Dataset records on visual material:
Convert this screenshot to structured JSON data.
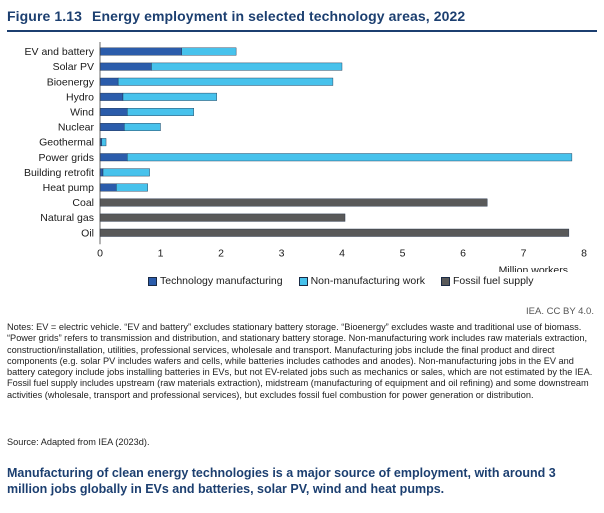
{
  "figure": {
    "number": "Figure 1.13",
    "title": "Energy employment in selected technology areas, 2022"
  },
  "chart_data": {
    "type": "bar",
    "orientation": "horizontal",
    "stacked": true,
    "categories": [
      "EV and battery",
      "Solar PV",
      "Bioenergy",
      "Hydro",
      "Wind",
      "Nuclear",
      "Geothermal",
      "Power grids",
      "Building retrofit",
      "Heat pump",
      "Coal",
      "Natural gas",
      "Oil"
    ],
    "series": [
      {
        "name": "Technology manufacturing",
        "color": "#2b5cab",
        "values": [
          1.35,
          0.85,
          0.3,
          0.38,
          0.45,
          0.4,
          0.03,
          0.45,
          0.05,
          0.27,
          0,
          0,
          0
        ]
      },
      {
        "name": "Non-manufacturing work",
        "color": "#47c2ec",
        "values": [
          0.9,
          3.15,
          3.55,
          1.55,
          1.1,
          0.6,
          0.07,
          7.35,
          0.77,
          0.52,
          0,
          0,
          0
        ]
      },
      {
        "name": "Fossil fuel supply",
        "color": "#595959",
        "values": [
          0,
          0,
          0,
          0,
          0,
          0,
          0,
          0,
          0,
          0,
          6.4,
          4.05,
          7.75
        ]
      }
    ],
    "xlabel": "Million workers",
    "ylabel": "",
    "xlim": [
      0,
      8
    ],
    "xticks": [
      0,
      1,
      2,
      3,
      4,
      5,
      6,
      7,
      8
    ],
    "grid": false,
    "legend_position": "bottom"
  },
  "credit": "IEA. CC BY 4.0.",
  "notes": "Notes: EV = electric vehicle. “EV and battery” excludes stationary battery storage. “Bioenergy” excludes waste and traditional use of biomass. “Power grids” refers to transmission and distribution, and stationary battery storage. Non-manufacturing work includes raw materials extraction, construction/installation, utilities, professional services, wholesale and transport. Manufacturing jobs include the final product and direct components (e.g. solar PV includes wafers and cells, while batteries includes cathodes and anodes). Non-manufacturing jobs in the EV and battery category include jobs installing batteries in EVs, but not EV-related jobs such as mechanics or sales, which are not estimated by the IEA. Fossil fuel supply includes upstream (raw materials extraction), midstream (manufacturing of equipment and oil refining) and some downstream activities (wholesale, transport and professional services), but excludes fossil fuel combustion for power generation or distribution.",
  "source": "Source: Adapted from IEA (2023d).",
  "takeaway": "Manufacturing of clean energy technologies is a major source of employment, with around 3 million jobs globally in EVs and batteries, solar PV, wind and heat pumps."
}
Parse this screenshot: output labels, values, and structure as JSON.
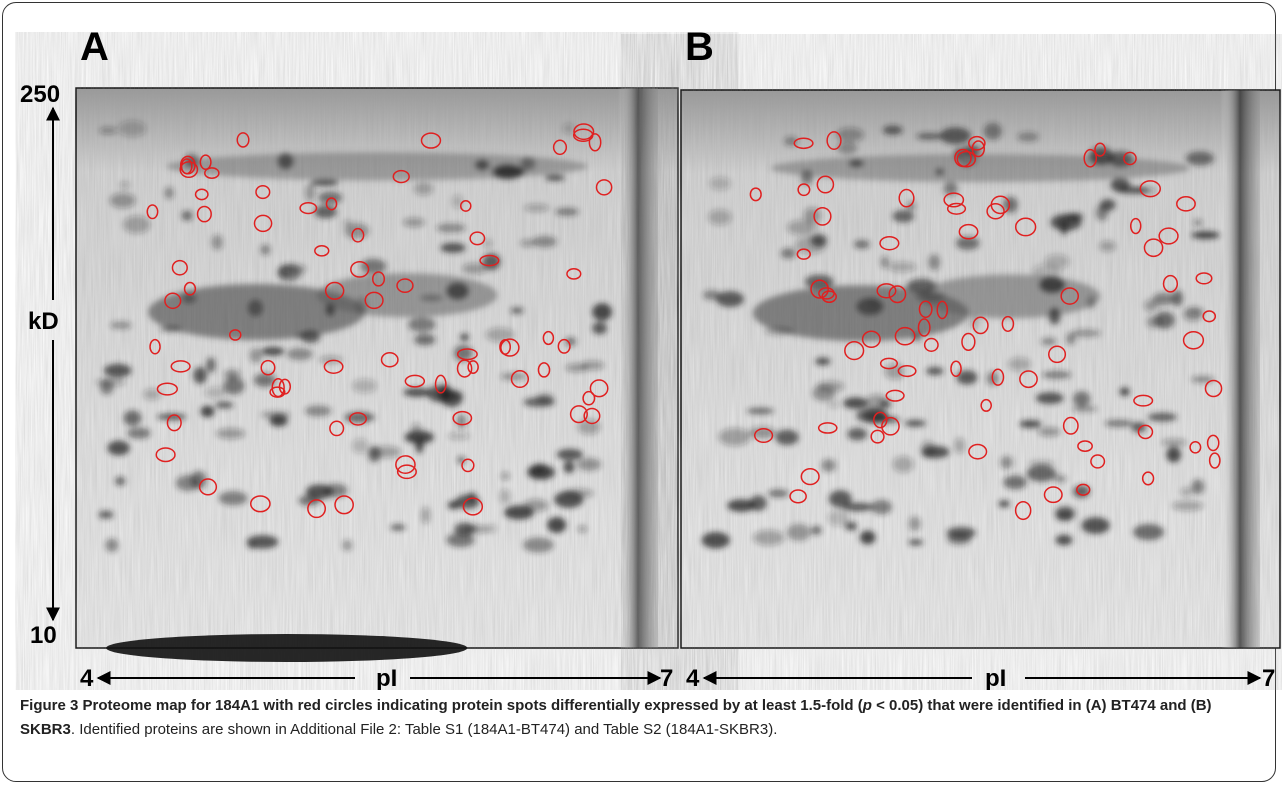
{
  "panels": [
    {
      "label": "A",
      "y_top": "250",
      "y_bottom": "10",
      "y_title": "kD",
      "x_left": "4",
      "x_title": "pI",
      "x_right": "7"
    },
    {
      "label": "B",
      "x_left": "4",
      "x_title": "pI",
      "x_right": "7"
    }
  ],
  "caption": {
    "bold_1": "Figure 3 Proteome map for 184A1 with red circles indicating protein spots differentially expressed by at least 1.5-fold (",
    "bold_italic": "p",
    "bold_2": " < 0.05) that were identified in (A) BT474 and (B) SKBR3",
    "rest": ". Identified proteins are shown in Additional File 2: Table S1 (184A1-BT474) and Table S2 (184A1-SKBR3)."
  }
}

> WHAT IS NEEDED
Report how many lines in the records hold the word "name", giving the number and nothing else.

> SOLUTION
3